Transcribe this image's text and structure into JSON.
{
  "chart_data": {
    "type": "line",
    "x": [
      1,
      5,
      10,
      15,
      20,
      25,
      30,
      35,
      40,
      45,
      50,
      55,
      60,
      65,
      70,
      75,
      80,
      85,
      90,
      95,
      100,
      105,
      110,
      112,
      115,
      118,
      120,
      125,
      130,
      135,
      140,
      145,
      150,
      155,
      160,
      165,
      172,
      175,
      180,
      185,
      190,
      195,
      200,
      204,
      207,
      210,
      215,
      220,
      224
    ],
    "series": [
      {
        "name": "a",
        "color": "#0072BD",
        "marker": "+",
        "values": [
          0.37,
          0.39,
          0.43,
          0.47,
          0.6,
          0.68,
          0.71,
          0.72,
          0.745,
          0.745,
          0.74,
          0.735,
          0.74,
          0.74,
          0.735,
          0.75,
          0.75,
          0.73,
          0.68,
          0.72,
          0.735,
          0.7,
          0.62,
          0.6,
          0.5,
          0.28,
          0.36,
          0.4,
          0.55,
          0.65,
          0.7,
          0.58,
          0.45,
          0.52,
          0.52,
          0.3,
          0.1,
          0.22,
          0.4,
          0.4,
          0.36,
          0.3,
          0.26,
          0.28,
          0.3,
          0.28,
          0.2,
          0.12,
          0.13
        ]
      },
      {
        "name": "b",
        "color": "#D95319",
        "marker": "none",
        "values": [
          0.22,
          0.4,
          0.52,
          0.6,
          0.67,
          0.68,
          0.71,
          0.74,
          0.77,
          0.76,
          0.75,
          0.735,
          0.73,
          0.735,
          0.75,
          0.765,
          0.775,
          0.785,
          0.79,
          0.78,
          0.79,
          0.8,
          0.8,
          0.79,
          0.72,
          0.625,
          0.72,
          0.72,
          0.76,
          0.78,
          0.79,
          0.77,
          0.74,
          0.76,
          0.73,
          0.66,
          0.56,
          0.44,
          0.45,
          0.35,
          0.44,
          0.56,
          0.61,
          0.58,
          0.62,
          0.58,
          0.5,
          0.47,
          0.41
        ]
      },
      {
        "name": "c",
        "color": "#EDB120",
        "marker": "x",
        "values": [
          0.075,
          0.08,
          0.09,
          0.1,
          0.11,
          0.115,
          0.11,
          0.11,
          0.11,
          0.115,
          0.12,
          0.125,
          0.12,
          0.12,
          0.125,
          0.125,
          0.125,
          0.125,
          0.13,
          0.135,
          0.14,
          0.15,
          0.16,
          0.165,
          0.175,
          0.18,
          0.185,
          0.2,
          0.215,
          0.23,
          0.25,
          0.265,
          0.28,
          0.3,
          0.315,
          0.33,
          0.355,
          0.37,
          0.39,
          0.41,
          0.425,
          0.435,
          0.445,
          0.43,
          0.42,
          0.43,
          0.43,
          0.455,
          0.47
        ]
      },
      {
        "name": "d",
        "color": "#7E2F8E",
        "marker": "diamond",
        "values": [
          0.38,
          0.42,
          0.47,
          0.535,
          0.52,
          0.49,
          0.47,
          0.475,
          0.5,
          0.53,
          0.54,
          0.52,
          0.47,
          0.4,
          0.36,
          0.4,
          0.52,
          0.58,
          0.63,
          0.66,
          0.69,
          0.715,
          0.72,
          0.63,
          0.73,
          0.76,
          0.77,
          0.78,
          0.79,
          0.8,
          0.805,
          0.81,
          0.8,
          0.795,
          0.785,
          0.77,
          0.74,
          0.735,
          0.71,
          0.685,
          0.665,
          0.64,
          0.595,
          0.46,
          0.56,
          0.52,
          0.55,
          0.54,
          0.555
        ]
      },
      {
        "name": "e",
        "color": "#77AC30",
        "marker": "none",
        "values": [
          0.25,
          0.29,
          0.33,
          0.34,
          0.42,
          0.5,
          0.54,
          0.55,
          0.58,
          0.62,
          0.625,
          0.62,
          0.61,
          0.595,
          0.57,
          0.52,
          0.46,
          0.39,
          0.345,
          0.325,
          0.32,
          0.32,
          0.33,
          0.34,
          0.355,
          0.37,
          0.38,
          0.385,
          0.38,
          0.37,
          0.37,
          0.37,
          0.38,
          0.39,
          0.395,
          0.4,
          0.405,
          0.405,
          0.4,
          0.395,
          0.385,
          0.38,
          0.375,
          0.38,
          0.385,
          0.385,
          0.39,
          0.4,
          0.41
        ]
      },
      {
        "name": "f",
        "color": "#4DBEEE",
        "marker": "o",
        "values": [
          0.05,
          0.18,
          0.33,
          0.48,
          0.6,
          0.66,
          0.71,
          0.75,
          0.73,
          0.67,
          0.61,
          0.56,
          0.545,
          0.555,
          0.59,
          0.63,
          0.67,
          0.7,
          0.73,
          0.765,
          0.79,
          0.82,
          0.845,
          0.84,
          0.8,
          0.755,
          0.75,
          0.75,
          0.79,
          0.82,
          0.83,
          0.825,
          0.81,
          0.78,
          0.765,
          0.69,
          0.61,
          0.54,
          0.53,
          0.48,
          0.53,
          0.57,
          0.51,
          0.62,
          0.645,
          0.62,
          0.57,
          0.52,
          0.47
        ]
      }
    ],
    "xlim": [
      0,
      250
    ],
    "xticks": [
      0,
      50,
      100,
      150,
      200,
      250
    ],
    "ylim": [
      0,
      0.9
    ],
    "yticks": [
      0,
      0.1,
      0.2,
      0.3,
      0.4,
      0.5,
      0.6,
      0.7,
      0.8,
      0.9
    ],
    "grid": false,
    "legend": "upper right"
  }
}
_ _ _ _ _
§ **Work required**
Pick out every line holding the string "name" and return it.

§ **Reply to the task**
        "name": "a",
        "name": "b",
        "name": "c",
        "name": "d",
        "name": "e",
        "name": "f",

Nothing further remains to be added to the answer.